#### Instruction:
Say how many lines hold the string "this", and nothing more.

#### Task input:
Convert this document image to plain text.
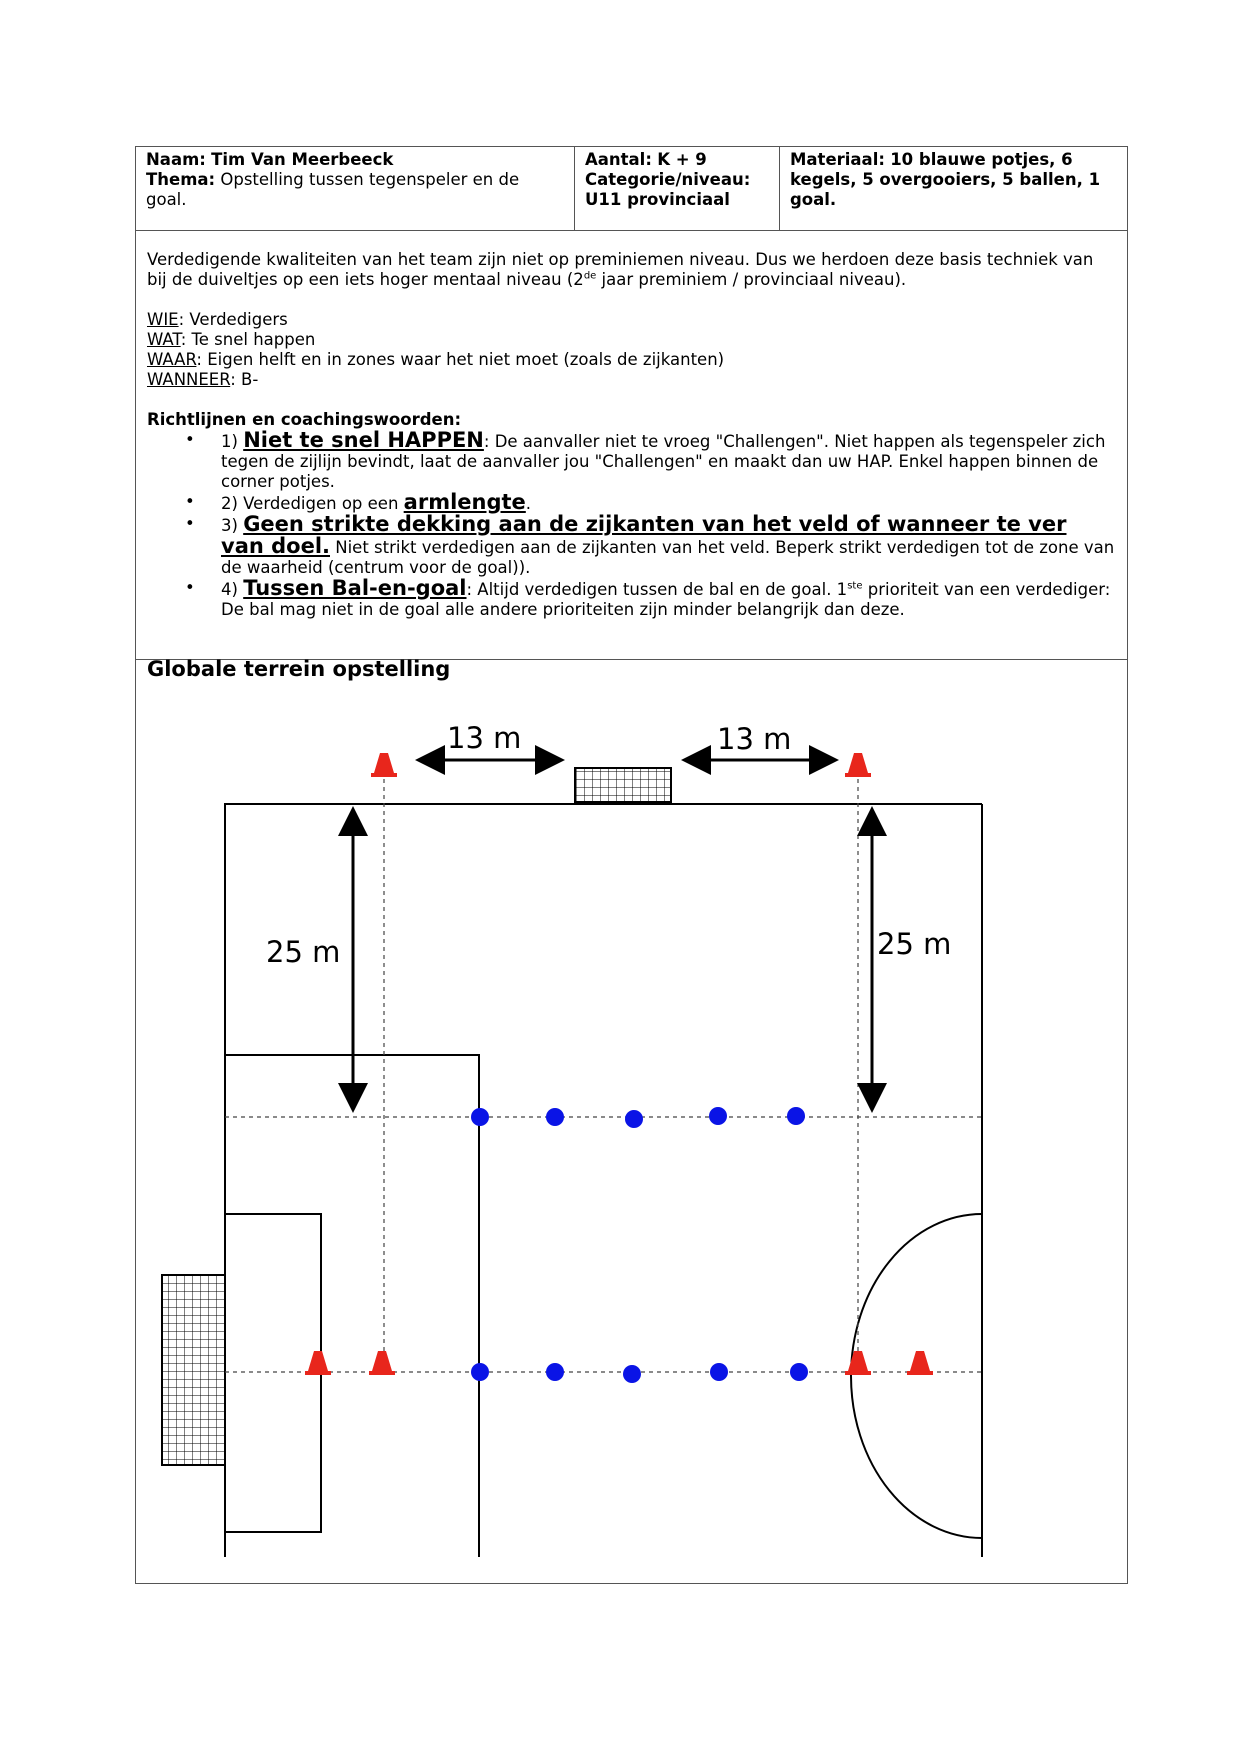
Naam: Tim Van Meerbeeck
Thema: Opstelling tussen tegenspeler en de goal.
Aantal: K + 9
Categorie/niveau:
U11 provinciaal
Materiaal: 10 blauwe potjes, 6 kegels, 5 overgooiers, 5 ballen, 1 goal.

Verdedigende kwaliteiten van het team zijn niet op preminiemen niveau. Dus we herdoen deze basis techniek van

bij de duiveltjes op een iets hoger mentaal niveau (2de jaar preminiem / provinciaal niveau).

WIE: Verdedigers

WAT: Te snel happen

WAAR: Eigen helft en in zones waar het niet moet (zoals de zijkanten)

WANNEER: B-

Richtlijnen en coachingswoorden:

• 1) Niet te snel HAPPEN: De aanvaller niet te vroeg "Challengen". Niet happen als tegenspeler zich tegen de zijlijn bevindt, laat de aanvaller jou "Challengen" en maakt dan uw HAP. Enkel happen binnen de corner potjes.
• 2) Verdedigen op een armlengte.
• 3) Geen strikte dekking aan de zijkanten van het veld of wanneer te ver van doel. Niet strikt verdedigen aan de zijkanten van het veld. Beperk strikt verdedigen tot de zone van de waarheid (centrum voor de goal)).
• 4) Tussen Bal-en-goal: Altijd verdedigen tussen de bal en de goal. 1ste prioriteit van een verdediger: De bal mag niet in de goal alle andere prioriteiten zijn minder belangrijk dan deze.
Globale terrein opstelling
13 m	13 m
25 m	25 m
--
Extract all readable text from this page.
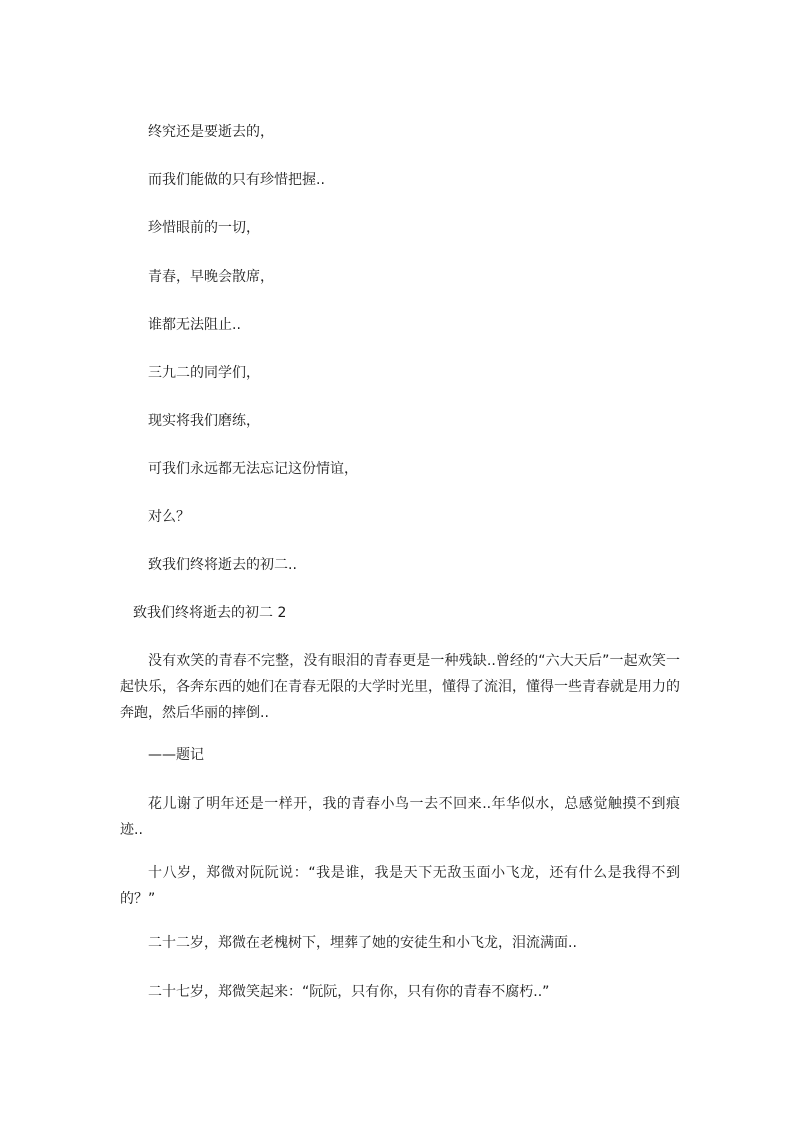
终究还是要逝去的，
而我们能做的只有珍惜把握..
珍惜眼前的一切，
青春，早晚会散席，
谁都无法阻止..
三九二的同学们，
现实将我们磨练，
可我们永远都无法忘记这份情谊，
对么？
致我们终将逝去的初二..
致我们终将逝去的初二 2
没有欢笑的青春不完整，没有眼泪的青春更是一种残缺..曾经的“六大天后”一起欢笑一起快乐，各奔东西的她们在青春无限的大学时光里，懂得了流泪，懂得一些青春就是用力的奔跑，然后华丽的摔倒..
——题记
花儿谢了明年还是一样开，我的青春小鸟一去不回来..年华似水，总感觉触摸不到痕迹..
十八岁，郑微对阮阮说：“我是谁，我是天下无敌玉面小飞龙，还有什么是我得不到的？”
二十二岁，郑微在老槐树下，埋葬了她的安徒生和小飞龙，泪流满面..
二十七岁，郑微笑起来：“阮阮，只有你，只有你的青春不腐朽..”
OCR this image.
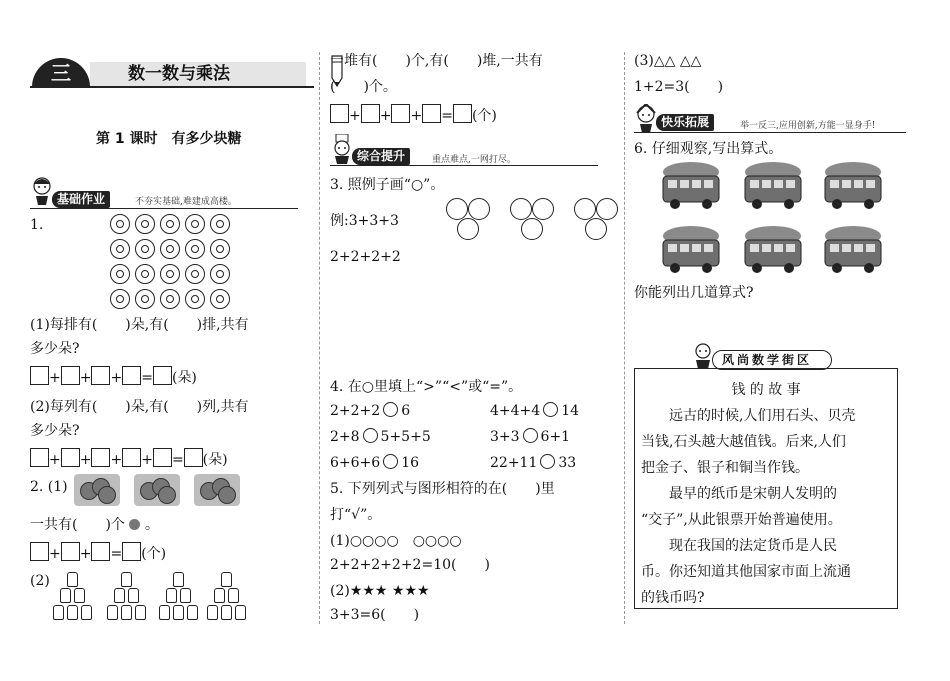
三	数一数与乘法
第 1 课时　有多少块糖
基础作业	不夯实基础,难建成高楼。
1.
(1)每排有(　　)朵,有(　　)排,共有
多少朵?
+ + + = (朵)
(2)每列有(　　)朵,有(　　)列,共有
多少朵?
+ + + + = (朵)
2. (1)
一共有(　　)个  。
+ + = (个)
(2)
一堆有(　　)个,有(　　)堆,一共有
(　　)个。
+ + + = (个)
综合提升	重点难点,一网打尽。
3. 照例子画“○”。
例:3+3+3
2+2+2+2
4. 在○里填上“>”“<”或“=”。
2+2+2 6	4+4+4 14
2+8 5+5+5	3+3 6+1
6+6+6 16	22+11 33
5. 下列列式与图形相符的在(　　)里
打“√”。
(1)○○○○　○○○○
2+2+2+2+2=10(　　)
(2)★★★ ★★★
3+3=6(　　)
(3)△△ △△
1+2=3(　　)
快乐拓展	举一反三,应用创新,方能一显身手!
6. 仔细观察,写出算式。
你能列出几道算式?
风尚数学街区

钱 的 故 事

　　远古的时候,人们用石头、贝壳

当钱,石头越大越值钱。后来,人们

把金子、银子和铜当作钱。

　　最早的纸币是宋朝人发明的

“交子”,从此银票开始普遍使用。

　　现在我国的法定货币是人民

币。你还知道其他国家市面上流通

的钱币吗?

#### The solution:
3